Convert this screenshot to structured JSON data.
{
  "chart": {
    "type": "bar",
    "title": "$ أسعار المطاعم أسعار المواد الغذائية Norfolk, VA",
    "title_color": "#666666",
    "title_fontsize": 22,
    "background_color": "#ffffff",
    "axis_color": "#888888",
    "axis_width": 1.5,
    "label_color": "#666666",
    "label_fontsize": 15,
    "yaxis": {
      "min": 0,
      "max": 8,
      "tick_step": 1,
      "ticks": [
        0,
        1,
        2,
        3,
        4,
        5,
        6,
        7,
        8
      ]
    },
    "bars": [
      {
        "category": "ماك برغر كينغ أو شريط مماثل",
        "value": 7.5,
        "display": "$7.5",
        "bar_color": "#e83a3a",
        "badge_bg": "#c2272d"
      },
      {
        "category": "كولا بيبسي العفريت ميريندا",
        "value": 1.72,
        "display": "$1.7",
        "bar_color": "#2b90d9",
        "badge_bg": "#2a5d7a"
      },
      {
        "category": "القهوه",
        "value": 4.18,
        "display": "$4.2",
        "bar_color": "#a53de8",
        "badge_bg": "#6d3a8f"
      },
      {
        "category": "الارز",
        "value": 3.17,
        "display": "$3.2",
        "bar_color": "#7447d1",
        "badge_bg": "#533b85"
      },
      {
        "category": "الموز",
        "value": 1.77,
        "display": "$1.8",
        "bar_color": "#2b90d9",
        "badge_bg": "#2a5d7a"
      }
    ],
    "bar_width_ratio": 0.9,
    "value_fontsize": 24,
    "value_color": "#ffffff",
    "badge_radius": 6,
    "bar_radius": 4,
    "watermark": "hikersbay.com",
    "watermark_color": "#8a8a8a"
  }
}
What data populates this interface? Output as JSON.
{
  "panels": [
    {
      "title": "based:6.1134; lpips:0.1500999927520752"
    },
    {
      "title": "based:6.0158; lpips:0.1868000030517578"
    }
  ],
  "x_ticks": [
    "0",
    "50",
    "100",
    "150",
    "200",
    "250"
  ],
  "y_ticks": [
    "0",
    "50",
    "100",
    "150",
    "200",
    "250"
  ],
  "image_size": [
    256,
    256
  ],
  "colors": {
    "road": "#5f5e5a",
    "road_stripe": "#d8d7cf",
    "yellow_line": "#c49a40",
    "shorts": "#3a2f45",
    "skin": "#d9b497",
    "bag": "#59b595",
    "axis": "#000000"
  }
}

□ □ □

How many lines in the records above contain the word "category"? Reply with the number and nothing more.

● Task solution
5